(Saved entries)

____

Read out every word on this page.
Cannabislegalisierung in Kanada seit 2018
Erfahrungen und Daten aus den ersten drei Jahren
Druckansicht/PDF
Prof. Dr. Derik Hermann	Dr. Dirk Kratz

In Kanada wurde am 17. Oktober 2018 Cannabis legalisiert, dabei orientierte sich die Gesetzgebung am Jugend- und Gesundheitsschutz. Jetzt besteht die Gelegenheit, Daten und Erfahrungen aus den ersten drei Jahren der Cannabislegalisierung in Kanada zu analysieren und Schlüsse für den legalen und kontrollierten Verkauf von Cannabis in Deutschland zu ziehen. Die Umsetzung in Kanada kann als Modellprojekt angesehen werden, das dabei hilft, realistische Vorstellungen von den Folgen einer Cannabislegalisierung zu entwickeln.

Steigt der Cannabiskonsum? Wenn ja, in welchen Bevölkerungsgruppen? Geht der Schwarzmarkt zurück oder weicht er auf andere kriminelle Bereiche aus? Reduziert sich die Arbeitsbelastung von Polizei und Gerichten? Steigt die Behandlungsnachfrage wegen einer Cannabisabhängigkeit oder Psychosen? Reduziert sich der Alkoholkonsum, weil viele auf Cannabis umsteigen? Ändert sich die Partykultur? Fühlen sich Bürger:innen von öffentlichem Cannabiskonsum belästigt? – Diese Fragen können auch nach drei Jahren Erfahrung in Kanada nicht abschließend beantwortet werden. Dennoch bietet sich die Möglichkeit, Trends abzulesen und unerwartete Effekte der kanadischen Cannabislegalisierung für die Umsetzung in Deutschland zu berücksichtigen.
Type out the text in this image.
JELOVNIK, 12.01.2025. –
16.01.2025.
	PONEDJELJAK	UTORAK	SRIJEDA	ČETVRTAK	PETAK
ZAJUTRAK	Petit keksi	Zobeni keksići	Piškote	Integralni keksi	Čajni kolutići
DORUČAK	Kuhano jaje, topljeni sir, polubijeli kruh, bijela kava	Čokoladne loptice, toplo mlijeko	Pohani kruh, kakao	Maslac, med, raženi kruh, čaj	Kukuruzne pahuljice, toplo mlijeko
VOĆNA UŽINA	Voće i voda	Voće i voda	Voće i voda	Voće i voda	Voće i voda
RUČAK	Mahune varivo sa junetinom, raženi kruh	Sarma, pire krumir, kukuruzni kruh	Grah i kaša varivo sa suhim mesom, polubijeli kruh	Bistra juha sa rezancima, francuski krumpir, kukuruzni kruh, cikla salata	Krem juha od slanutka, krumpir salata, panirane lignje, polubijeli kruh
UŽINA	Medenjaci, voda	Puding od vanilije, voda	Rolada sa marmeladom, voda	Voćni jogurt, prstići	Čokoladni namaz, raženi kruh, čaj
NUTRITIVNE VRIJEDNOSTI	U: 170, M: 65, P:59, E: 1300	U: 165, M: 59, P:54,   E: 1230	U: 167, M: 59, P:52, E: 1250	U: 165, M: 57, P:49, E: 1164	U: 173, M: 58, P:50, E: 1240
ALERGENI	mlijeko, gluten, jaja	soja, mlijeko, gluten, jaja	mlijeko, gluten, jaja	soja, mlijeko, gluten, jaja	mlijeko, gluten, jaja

____

--- Problem statement ---
Faithfully reproduce all of the records, character for character.

--- Answer to the problem ---
Read out every word on this page.
Cannabislegalisierung in Kanada seit 2018
Erfahrungen und Daten aus den ersten drei Jahren
Druckansicht/PDF
Prof. Dr. Derik Hermann	Dr. Dirk Kratz

In Kanada wurde am 17. Oktober 2018 Cannabis legalisiert, dabei orientierte sich die Gesetzgebung am Jugend- und Gesundheitsschutz. Jetzt besteht die Gelegenheit, Daten und Erfahrungen aus den ersten drei Jahren der Cannabislegalisierung in Kanada zu analysieren und Schlüsse für den legalen und kontrollierten Verkauf von Cannabis in Deutschland zu ziehen. Die Umsetzung in Kanada kann als Modellprojekt angesehen werden, das dabei hilft, realistische Vorstellungen von den Folgen einer Cannabislegalisierung zu entwickeln.

Steigt der Cannabiskonsum? Wenn ja, in welchen Bevölkerungsgruppen? Geht der Schwarzmarkt zurück oder weicht er auf andere kriminelle Bereiche aus? Reduziert sich die Arbeitsbelastung von Polizei und Gerichten? Steigt die Behandlungsnachfrage wegen einer Cannabisabhängigkeit oder Psychosen? Reduziert sich der Alkoholkonsum, weil viele auf Cannabis umsteigen? Ändert sich die Partykultur? Fühlen sich Bürger:innen von öffentlichem Cannabiskonsum belästigt? – Diese Fragen können auch nach drei Jahren Erfahrung in Kanada nicht abschließend beantwortet werden. Dennoch bietet sich die Möglichkeit, Trends abzulesen und unerwartete Effekte der kanadischen Cannabislegalisierung für die Umsetzung in Deutschland zu berücksichtigen.
Type out the text in this image.
JELOVNIK, 12.01.2025. –
16.01.2025.
	PONEDJELJAK	UTORAK	SRIJEDA	ČETVRTAK	PETAK
ZAJUTRAK	Petit keksi	Zobeni keksići	Piškote	Integralni keksi	Čajni kolutići
DORUČAK	Kuhano jaje, topljeni sir, polubijeli kruh, bijela kava	Čokoladne loptice, toplo mlijeko	Pohani kruh, kakao	Maslac, med, raženi kruh, čaj	Kukuruzne pahuljice, toplo mlijeko
VOĆNA UŽINA	Voće i voda	Voće i voda	Voće i voda	Voće i voda	Voće i voda
RUČAK	Mahune varivo sa junetinom, raženi kruh	Sarma, pire krumir, kukuruzni kruh	Grah i kaša varivo sa suhim mesom, polubijeli kruh	Bistra juha sa rezancima, francuski krumpir, kukuruzni kruh, cikla salata	Krem juha od slanutka, krumpir salata, panirane lignje, polubijeli kruh
UŽINA	Medenjaci, voda	Puding od vanilije, voda	Rolada sa marmeladom, voda	Voćni jogurt, prstići	Čokoladni namaz, raženi kruh, čaj
NUTRITIVNE VRIJEDNOSTI	U: 170, M: 65, P:59, E: 1300	U: 165, M: 59, P:54,   E: 1230	U: 167, M: 59, P:52, E: 1250	U: 165, M: 57, P:49, E: 1164	U: 173, M: 58, P:50, E: 1240
ALERGENI	mlijeko, gluten, jaja	soja, mlijeko, gluten, jaja	mlijeko, gluten, jaja	soja, mlijeko, gluten, jaja	mlijeko, gluten, jaja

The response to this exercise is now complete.